What needs to be done
Where does the string "Variant" appear in the records? Copy every line that contains it.

Data to use
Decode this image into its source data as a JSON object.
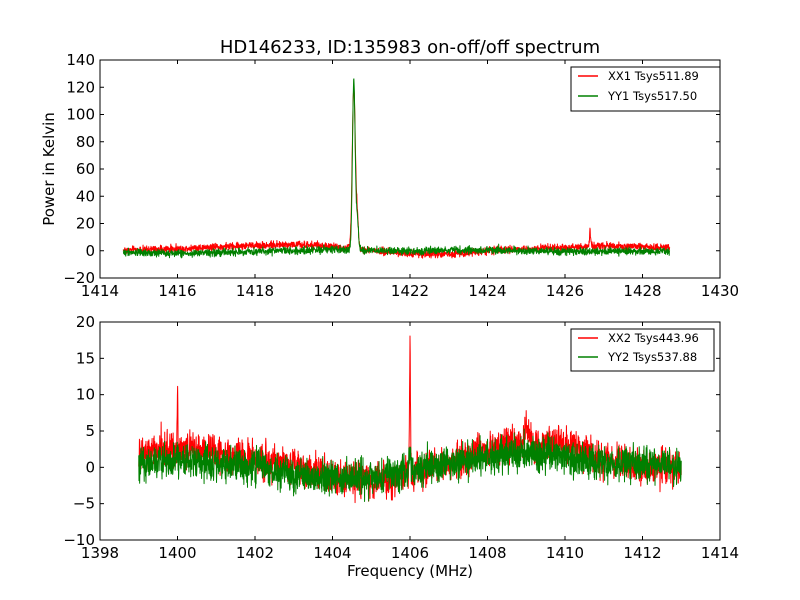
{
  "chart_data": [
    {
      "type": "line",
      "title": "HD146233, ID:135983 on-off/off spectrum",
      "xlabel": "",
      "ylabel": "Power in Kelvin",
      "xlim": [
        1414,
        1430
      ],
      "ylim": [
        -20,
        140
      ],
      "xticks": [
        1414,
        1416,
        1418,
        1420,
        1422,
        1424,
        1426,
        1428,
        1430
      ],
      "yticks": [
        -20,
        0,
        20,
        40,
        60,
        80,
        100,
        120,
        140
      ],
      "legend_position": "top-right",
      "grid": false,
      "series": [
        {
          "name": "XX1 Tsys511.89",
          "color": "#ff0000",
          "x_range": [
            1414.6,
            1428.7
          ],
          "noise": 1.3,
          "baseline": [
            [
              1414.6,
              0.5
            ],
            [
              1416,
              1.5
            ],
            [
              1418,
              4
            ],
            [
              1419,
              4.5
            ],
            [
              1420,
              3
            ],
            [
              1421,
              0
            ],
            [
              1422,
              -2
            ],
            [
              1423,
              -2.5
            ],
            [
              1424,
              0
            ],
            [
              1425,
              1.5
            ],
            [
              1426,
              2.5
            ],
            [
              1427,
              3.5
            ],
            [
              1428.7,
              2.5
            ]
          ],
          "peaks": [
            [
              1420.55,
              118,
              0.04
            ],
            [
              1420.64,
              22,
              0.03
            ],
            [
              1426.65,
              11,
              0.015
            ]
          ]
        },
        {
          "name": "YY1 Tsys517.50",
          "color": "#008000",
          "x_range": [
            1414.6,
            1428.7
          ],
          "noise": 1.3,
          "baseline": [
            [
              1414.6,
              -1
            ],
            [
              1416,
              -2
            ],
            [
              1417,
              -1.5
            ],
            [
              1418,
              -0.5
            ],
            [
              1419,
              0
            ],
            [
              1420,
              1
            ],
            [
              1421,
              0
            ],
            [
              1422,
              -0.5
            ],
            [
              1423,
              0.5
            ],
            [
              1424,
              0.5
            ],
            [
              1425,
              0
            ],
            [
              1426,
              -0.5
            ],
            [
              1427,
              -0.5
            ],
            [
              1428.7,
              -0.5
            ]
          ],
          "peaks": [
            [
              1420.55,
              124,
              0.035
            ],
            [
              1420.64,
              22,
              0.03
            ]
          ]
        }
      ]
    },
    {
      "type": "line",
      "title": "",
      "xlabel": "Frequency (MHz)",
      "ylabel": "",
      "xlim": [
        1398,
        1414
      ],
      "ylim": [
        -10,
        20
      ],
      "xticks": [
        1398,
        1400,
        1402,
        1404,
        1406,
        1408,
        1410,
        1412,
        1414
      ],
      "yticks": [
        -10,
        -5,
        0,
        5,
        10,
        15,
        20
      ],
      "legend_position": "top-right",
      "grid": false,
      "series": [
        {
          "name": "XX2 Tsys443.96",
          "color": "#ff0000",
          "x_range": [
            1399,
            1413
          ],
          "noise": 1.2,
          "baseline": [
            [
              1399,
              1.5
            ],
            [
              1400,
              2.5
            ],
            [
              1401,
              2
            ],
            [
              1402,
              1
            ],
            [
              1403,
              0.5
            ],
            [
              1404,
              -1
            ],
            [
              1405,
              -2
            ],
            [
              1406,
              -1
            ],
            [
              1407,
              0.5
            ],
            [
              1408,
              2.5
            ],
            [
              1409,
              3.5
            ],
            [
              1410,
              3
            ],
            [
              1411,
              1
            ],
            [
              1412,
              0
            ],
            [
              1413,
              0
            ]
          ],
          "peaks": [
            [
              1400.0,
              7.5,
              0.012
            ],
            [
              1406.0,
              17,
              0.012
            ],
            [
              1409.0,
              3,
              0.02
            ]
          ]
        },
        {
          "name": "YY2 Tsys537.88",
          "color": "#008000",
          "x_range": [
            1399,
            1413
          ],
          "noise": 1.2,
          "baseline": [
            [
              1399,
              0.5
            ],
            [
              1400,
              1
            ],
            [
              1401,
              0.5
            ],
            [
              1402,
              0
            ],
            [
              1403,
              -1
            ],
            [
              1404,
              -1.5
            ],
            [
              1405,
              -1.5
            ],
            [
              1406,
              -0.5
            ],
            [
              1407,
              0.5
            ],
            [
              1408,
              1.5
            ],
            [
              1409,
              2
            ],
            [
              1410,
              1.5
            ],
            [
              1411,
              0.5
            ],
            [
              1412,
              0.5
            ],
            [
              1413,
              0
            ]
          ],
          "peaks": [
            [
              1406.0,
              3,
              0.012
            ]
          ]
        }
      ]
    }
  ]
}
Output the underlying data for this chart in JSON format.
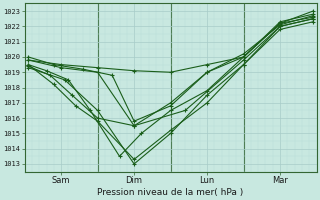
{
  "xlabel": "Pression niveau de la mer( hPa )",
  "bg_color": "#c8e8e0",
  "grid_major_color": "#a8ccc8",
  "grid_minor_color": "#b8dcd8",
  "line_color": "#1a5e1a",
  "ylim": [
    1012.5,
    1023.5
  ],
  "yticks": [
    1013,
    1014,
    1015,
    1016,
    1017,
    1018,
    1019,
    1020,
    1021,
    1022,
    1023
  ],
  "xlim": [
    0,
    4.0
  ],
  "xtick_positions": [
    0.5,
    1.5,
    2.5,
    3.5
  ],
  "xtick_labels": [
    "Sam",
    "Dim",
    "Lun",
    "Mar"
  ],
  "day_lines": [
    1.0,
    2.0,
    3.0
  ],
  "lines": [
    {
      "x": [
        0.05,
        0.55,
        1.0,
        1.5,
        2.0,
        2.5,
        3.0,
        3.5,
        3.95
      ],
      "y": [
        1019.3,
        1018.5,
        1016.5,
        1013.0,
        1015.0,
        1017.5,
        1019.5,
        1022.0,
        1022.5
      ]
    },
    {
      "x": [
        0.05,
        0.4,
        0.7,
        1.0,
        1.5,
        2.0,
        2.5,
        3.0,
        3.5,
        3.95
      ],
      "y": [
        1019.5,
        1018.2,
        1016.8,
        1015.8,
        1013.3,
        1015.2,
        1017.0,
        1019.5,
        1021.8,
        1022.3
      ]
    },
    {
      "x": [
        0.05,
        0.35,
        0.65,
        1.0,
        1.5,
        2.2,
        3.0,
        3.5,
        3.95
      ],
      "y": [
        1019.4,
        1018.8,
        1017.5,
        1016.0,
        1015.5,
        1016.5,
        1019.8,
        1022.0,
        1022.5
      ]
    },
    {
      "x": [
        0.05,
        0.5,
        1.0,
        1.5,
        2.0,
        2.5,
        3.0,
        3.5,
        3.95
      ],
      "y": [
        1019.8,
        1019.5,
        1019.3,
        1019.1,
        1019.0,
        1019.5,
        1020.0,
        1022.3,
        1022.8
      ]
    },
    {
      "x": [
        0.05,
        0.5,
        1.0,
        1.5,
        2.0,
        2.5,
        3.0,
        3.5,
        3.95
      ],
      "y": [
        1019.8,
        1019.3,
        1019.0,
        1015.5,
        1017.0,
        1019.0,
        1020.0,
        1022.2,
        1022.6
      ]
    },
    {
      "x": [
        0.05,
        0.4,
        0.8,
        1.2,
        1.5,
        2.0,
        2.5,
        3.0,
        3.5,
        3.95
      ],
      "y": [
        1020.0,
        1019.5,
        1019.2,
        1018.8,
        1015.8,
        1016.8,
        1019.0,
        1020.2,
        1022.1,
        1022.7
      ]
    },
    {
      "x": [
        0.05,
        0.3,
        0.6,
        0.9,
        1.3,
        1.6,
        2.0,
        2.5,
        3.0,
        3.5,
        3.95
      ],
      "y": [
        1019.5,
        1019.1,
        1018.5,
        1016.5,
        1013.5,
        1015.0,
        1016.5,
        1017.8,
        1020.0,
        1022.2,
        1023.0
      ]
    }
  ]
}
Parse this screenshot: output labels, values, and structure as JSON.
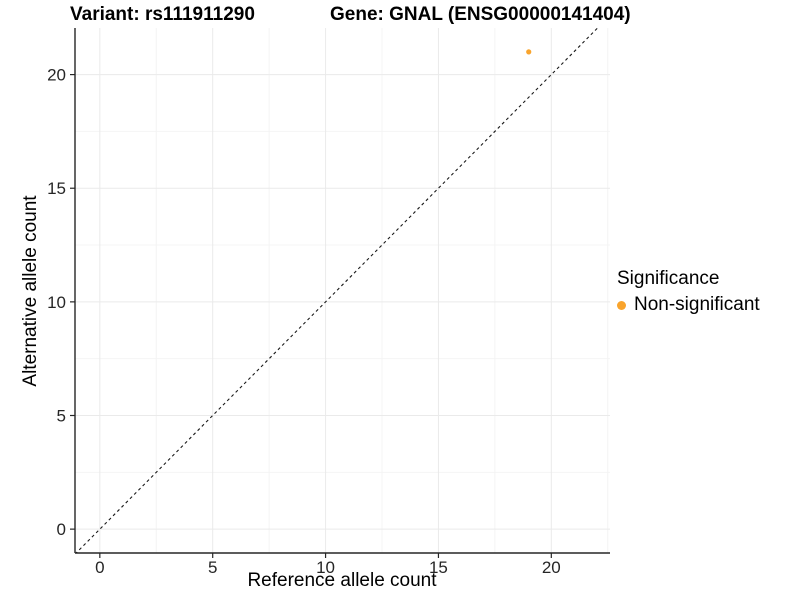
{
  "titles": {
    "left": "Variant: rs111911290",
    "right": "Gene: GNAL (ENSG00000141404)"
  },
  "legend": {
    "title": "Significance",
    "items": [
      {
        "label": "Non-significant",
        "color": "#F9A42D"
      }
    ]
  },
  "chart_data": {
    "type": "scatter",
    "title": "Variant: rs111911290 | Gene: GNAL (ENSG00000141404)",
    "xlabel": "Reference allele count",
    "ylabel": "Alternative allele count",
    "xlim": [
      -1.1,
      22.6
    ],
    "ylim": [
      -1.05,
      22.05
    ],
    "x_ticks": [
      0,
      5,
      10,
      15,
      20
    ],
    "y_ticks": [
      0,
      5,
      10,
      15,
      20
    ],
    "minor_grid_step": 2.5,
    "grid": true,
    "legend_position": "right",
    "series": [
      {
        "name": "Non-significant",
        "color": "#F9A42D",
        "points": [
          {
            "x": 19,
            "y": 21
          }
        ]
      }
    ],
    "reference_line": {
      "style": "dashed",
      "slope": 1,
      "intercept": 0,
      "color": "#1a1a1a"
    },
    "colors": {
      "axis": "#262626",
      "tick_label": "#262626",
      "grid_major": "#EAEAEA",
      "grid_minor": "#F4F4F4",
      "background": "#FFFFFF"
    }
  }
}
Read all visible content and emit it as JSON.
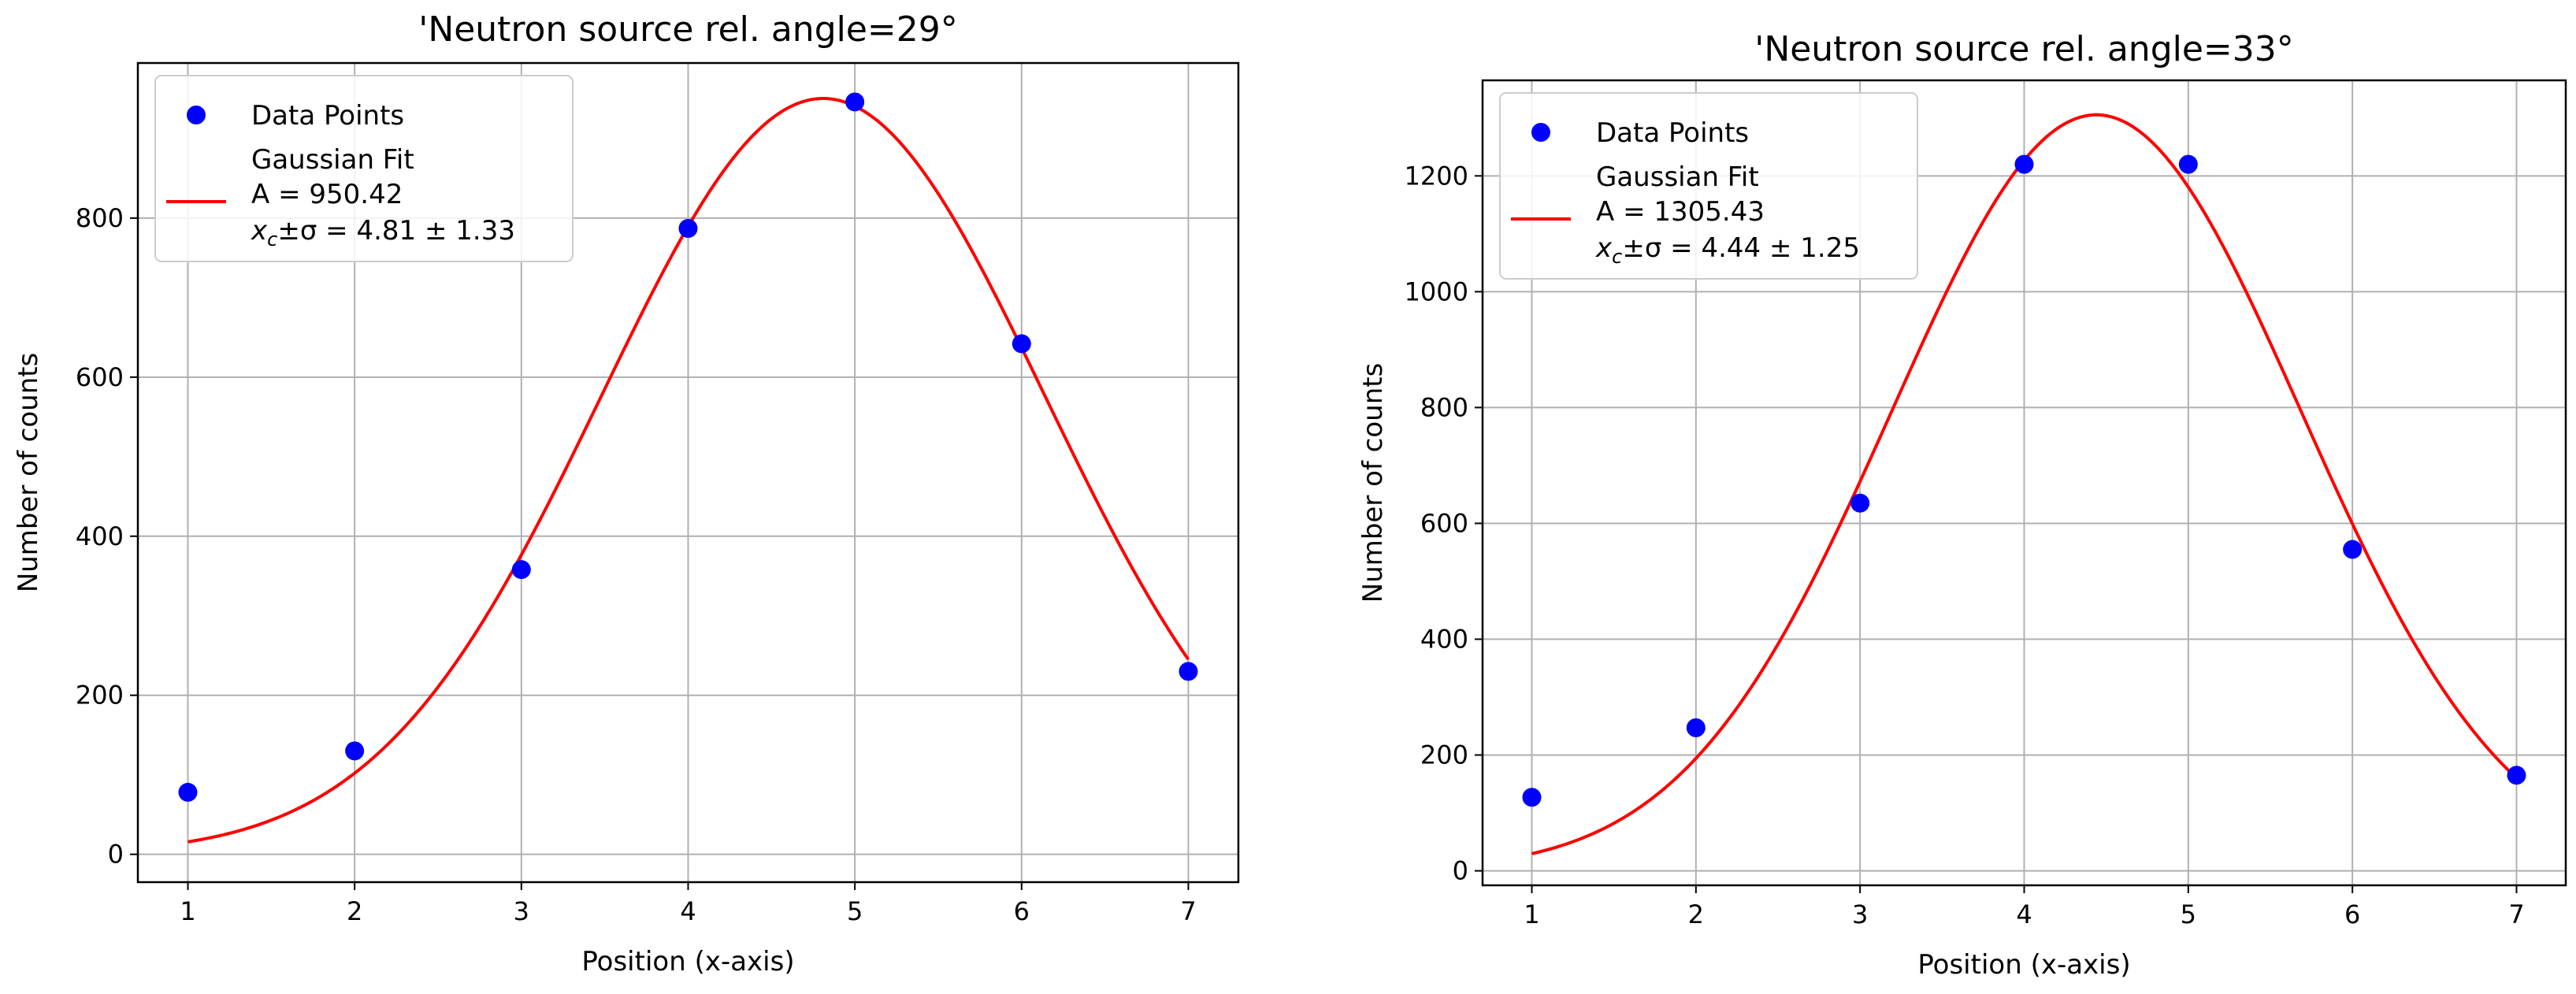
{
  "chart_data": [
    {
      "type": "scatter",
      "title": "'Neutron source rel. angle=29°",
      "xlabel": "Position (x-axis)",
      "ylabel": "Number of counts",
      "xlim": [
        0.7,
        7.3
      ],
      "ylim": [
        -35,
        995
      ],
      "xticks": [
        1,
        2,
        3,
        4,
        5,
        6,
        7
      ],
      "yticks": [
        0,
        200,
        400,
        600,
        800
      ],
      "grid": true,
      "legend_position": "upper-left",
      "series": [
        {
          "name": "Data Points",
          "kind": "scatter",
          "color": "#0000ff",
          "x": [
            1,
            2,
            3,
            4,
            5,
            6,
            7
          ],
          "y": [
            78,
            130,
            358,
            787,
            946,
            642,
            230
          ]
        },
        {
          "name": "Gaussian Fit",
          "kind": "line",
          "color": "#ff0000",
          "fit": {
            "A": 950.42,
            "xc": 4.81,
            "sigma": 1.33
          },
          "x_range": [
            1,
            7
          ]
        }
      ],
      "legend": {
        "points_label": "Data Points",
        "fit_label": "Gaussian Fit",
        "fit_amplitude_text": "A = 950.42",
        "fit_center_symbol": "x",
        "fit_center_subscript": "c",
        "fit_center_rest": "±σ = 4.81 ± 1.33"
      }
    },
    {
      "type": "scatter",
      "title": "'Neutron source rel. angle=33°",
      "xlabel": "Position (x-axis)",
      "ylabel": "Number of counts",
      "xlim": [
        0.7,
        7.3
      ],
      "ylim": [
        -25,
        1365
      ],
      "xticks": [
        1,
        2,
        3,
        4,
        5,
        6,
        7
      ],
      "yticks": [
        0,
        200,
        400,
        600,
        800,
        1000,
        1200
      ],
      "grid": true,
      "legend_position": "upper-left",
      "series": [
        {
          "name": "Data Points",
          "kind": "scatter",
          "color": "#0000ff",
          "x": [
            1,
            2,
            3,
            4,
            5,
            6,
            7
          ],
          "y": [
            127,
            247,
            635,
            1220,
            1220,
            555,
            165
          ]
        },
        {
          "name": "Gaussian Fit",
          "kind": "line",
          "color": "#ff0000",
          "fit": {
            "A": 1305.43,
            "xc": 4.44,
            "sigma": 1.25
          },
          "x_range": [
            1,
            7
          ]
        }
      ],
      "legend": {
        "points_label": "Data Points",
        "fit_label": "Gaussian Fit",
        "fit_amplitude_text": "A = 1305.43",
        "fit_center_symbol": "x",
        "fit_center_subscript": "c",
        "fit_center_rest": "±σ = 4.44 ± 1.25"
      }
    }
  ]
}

Answer for this exercise
    "left": "Variant: rs111911290",
    "title": "Variant: rs111911290 | Gene: GNAL (ENSG00000141404)",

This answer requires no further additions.